---- Estratto della pagina

Gli 007 di Germania, Paesi Bassi e Svezia rivelano attività iraniane in Europa per mettere le mani su tecnologia e prodotti per la fabbricazione di armi di distruzione di massa. E visti i recenti sviluppi è logico supporre che anche la nostra intelligence abbia occhi e orecchie ben aperti

Era il 22 febbraio scorso. L’ayatollah Ali Khamenei scriveva su Twitter che l’Iran – che come emerge dal recente report della statunitense Defence intelligence agency è il nuovo quartier generale di Al Qaeda –  “non cerca armi nucleari”. Il tutto, aggiungeva, in osservanza “dei principi islamici”. Ma così non pare affatto, a giudicare dai rapporti delle agenzie d’intelligence di tre Paesi europei – che non possono non avere ripercussioni sui colloqui in corso a Vienna per l’eventuale rientro degli Stati Uniti nell’accordo nucleare Jcpoa.

--------

Requisiti dell'esercizio →
A. Ricopia dall'articolo sulle attività iraniane in Europa il brano che va da "Era il 22 febbraio" fino a "nell’accordo nucleare Jcpoa." incluso.
B. Secondo l'articolo sulle attività iraniane in Europa, quale agenzia statunitense indica l'Iran come nuovo quartier generale di Al Qaeda?
C. Riprendi l'articolo sulle attività iraniane in Europa e proseguilo dopo l'ultima frase.

---- Dati forniti

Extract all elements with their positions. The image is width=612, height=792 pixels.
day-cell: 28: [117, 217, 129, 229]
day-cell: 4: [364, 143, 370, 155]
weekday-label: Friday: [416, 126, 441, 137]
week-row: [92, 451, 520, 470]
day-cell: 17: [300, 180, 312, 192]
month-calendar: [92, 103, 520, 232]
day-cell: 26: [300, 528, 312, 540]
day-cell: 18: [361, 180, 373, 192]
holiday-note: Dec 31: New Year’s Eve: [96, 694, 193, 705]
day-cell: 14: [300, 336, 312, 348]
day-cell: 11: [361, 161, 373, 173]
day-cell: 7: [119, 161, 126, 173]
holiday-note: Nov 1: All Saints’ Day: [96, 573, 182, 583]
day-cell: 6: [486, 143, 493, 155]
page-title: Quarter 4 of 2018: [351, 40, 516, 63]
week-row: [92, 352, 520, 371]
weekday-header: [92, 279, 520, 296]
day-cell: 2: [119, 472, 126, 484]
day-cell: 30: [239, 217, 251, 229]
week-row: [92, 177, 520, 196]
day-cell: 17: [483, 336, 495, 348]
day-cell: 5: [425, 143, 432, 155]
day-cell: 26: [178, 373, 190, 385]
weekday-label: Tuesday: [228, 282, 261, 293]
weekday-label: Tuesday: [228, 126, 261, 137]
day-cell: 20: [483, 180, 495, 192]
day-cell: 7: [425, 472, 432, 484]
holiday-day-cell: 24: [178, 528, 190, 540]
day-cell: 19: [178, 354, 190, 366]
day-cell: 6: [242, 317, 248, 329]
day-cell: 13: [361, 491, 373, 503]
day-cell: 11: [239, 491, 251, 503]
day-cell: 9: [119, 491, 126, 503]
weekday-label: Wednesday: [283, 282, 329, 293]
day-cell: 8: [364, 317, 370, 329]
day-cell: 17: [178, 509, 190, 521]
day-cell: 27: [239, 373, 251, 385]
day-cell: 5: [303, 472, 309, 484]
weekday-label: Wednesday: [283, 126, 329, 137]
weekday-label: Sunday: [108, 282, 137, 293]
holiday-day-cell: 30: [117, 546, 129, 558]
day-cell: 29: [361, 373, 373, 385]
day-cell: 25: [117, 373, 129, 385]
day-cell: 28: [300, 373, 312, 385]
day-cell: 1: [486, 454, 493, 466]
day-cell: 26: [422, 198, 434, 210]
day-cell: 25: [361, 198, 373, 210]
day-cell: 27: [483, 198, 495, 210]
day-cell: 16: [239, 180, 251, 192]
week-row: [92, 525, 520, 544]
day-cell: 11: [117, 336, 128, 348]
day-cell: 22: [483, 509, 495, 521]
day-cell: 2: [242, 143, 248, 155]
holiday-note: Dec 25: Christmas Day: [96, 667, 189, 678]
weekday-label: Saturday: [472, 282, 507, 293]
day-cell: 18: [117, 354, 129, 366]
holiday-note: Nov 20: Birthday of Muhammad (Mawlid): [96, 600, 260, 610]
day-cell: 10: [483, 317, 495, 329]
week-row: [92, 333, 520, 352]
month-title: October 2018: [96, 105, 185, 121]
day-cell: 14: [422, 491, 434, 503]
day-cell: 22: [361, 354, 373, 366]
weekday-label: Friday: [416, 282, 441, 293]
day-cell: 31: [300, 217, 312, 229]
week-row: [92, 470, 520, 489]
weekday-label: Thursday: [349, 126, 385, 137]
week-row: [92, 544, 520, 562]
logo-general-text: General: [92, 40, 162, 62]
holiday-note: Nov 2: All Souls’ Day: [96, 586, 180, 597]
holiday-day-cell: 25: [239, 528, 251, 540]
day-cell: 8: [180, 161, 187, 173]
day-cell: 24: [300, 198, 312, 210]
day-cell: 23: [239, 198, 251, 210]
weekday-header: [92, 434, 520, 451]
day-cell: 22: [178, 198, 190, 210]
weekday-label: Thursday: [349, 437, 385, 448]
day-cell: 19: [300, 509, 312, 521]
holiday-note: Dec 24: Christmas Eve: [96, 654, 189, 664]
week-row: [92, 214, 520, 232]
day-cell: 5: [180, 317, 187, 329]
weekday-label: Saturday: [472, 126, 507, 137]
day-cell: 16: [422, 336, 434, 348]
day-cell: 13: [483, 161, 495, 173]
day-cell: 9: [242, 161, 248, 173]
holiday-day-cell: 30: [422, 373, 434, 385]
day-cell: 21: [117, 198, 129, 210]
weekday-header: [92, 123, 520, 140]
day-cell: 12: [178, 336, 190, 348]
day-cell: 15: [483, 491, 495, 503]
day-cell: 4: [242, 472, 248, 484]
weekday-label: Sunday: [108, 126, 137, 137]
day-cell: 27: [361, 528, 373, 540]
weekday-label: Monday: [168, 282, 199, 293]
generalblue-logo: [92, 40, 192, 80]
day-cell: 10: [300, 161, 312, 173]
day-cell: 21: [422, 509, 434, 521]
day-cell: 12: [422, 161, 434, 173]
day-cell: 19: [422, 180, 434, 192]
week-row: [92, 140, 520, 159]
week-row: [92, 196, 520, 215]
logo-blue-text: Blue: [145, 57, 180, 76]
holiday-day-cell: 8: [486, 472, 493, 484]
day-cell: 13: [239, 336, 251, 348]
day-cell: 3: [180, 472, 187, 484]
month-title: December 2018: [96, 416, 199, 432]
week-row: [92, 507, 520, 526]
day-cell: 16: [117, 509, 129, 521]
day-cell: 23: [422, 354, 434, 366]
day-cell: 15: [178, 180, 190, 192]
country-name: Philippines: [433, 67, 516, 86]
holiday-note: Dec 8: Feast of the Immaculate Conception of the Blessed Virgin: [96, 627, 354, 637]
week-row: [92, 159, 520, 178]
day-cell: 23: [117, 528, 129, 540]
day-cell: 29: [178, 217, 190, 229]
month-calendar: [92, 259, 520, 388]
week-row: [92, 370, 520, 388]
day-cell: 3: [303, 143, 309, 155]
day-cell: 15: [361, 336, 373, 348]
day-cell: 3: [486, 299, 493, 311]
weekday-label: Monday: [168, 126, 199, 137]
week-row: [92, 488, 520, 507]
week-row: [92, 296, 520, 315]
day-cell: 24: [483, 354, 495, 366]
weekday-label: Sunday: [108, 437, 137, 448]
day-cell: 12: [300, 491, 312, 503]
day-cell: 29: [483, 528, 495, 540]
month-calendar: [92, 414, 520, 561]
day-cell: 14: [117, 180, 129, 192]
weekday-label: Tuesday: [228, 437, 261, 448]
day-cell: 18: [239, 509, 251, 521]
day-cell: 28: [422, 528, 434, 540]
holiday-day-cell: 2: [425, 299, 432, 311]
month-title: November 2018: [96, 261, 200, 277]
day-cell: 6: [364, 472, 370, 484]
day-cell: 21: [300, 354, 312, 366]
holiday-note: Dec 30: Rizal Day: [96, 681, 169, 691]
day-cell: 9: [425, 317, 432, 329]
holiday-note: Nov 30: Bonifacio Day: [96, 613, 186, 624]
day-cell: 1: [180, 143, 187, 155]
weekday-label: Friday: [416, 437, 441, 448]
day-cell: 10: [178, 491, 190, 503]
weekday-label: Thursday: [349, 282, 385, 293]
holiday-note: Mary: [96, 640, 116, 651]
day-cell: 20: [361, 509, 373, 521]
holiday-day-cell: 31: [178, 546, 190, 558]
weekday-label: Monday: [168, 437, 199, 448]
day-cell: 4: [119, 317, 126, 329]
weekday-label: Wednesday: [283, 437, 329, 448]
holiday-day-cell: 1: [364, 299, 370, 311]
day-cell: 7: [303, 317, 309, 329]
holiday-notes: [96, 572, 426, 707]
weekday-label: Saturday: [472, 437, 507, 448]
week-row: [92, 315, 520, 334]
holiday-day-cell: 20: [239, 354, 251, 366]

--------

Risposte per compito →
A.
Era il 22 febbraio scorso. L’ayatollah Ali Khamenei scriveva su Twitter che l’Iran – che come emerge dal recente report della statunitense Defence intelligence agency è il nuovo quartier generale di Al Qaeda –  “non cerca armi nucleari”. Il tutto, aggiungeva, in osservanza “dei principi islamici”. Ma così non pare affatto, a giudicare dai rapporti delle agenzie d’intelligence di tre Paesi europei – che non possono non avere ripercussioni sui colloqui in corso a Vienna per l’eventuale rientro degli Stati Uniti nell’accordo nucleare Jcpoa.

B. La Defence intelligence agency.

C.
La relazione 2020 dell’Aivd, l’agenzia d’intelligence e sicurezza nazionale dei Paesi Bassi, spiega che l’unità antiproliferazione nucleare della stessa agenzia e del Mivd (l’intelligence militare) sta indagato Paesi come Siria, Pakistan, Iran e Corea del Nord che “lo scorso anno hanno cercato di acquisire beni e tecnologie” per la fabbricazione di armi di distruzione di massa “in Europa e nei Paesi Bassi”. Per questo, il regime iraniano figura nella sezione dedicata agli sforzi per prevenire “che certi Paesi acquisiscano di armi di distruzione di massa”.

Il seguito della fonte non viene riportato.